Stored data
-------------------------
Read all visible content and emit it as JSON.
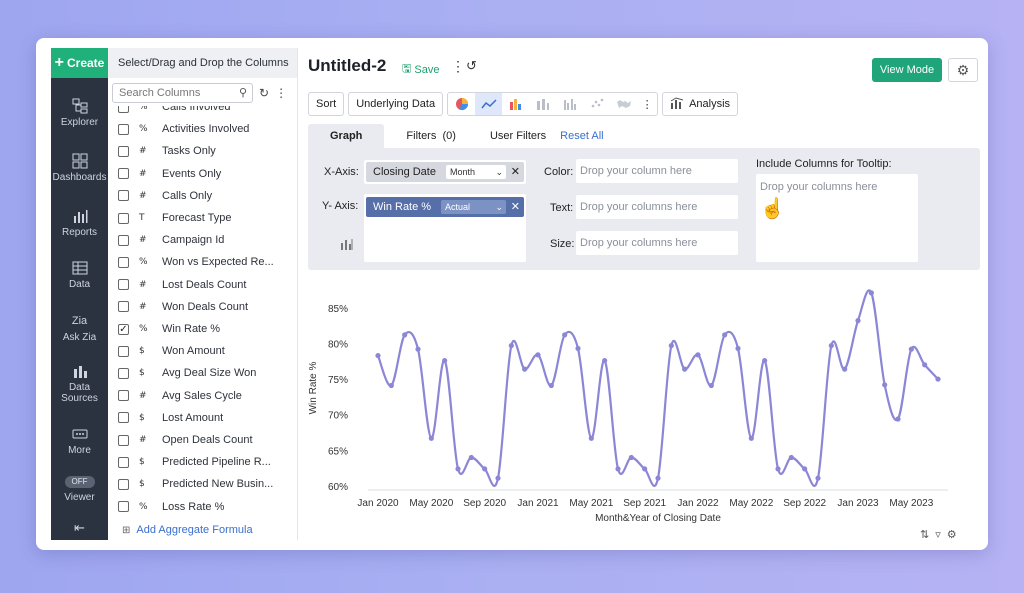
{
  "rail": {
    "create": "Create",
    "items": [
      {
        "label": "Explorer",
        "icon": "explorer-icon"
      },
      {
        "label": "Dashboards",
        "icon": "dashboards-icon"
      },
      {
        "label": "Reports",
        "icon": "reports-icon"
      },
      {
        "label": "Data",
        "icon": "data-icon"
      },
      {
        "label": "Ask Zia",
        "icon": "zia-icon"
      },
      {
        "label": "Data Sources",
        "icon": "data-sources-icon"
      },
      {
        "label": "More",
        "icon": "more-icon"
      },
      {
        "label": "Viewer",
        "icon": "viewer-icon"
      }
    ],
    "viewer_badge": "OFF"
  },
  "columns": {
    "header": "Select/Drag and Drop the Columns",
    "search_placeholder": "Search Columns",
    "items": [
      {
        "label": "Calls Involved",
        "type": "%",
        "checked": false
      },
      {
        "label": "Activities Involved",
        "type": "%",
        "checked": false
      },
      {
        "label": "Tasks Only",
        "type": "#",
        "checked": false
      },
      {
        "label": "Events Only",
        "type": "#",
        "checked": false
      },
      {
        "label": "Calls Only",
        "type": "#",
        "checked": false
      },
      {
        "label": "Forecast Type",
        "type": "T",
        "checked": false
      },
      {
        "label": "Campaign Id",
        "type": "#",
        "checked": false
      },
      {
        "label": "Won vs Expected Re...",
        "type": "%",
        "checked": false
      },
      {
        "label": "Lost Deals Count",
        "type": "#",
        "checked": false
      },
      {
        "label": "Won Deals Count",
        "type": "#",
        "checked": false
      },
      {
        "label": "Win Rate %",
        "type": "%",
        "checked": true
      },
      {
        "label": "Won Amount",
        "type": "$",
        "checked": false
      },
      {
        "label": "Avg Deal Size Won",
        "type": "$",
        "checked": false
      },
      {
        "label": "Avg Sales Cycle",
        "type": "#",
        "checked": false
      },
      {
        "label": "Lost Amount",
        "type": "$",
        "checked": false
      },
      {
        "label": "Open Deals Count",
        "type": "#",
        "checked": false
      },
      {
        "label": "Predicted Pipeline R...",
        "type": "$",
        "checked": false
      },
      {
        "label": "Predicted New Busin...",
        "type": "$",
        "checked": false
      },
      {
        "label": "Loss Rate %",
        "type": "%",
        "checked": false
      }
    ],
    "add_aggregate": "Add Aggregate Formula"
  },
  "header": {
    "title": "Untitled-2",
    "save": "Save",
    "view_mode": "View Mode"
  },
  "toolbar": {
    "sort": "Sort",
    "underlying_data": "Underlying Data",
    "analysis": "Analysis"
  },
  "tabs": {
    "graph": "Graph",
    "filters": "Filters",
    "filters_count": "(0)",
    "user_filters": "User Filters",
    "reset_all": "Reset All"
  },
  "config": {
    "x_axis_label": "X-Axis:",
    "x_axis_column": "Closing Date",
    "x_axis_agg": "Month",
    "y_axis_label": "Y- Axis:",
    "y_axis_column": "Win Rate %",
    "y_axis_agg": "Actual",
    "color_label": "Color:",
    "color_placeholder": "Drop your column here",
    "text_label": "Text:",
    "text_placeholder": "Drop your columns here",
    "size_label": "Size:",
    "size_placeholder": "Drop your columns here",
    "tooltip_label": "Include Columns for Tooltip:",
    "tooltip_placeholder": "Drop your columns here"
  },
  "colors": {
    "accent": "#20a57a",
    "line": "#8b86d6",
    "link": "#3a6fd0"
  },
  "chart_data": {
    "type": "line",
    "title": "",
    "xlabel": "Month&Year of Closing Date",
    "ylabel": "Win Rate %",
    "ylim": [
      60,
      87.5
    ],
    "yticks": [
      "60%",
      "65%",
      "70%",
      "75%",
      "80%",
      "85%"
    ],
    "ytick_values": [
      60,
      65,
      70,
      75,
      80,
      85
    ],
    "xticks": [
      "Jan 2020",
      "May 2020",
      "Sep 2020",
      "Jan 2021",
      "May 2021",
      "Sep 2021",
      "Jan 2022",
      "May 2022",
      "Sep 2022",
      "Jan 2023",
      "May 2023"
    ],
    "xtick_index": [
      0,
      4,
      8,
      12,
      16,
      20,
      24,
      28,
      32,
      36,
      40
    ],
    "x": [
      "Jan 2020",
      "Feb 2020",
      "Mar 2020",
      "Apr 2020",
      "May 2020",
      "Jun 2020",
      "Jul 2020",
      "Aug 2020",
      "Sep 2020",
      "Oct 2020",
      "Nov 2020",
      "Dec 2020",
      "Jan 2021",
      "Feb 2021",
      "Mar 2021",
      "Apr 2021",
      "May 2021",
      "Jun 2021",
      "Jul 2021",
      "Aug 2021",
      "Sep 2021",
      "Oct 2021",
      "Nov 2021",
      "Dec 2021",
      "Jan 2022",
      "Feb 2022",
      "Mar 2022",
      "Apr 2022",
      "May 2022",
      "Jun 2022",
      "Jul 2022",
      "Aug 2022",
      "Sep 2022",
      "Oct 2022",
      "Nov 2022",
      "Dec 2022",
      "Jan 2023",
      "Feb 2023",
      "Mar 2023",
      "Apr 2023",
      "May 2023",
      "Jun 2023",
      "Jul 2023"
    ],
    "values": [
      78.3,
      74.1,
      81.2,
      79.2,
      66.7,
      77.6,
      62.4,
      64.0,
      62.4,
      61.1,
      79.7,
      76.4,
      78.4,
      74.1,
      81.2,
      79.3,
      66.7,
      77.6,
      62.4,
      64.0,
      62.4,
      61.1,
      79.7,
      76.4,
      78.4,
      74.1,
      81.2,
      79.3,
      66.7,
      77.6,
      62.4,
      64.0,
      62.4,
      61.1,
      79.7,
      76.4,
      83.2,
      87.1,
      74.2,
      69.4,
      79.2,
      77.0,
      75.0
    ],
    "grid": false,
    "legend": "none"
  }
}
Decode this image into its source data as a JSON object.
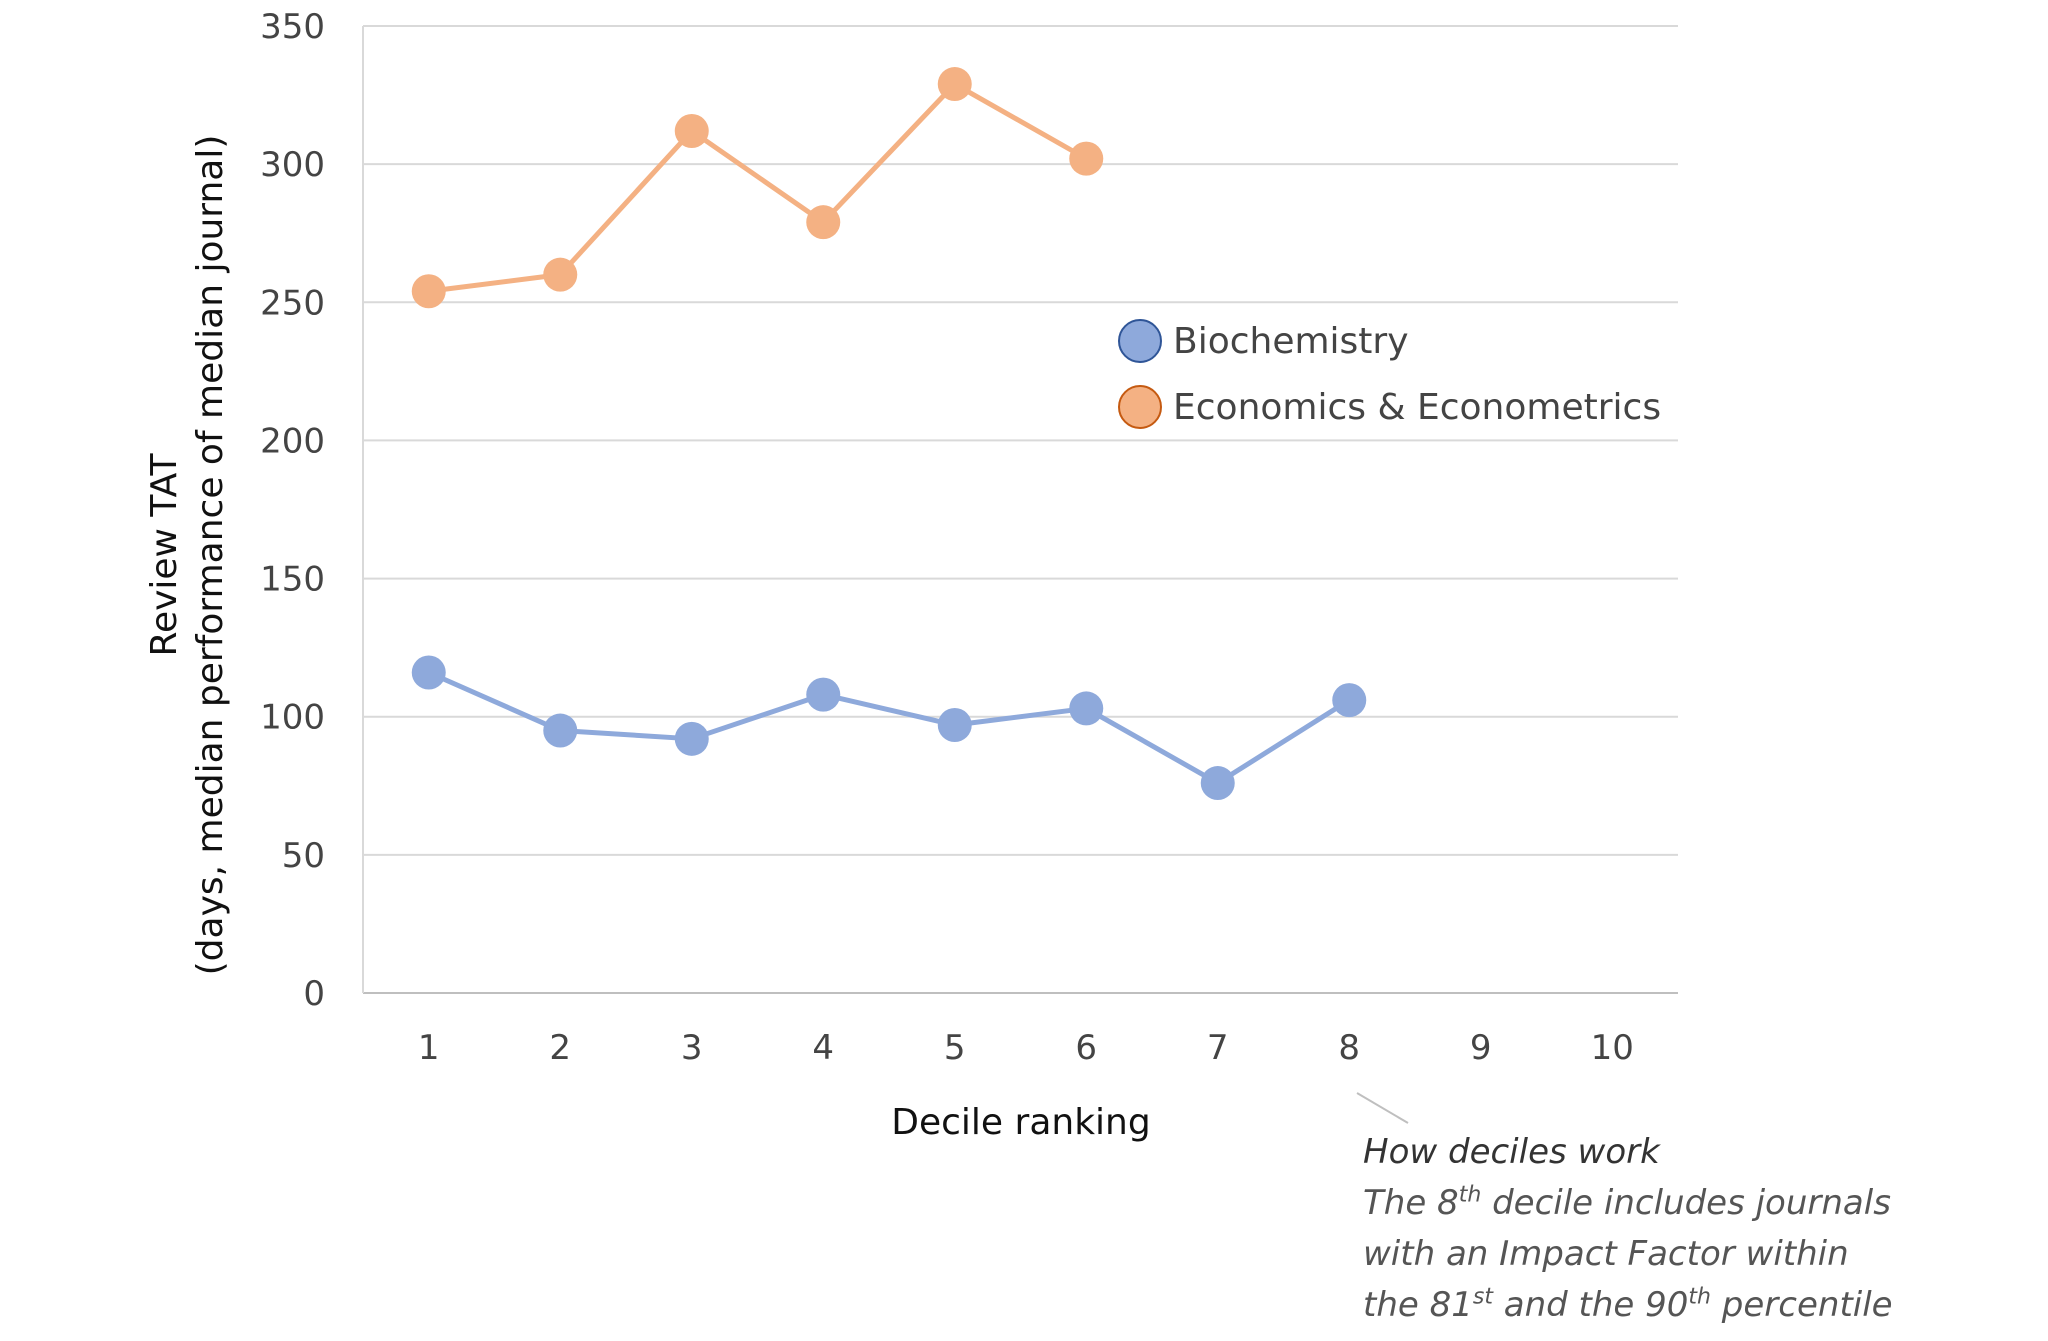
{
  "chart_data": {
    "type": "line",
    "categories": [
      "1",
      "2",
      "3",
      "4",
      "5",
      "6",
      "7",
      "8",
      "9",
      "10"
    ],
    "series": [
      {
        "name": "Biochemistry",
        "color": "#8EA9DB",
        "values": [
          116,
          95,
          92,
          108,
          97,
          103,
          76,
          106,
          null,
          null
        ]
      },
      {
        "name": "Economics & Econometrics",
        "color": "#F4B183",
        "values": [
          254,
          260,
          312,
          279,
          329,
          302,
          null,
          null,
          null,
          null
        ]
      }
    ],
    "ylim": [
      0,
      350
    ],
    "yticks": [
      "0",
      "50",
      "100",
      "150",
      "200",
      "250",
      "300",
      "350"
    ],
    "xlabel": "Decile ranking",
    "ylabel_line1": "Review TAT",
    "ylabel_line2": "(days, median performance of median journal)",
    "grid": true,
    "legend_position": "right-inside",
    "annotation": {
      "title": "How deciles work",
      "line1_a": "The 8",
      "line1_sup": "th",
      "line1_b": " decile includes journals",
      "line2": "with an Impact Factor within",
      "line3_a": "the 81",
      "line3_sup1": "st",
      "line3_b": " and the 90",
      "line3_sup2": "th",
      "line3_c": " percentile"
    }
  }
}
-------------------------
## TASK
Filter the records for lines holding the string "Drop". Copy each one.

## ANSWER IN FULL
    "header": "Select/Drag and Drop the Columns",
    "color_placeholder": "Drop your column here",
    "text_placeholder": "Drop your columns here",
    "size_placeholder": "Drop your columns here",
    "tooltip_placeholder": "Drop your columns here"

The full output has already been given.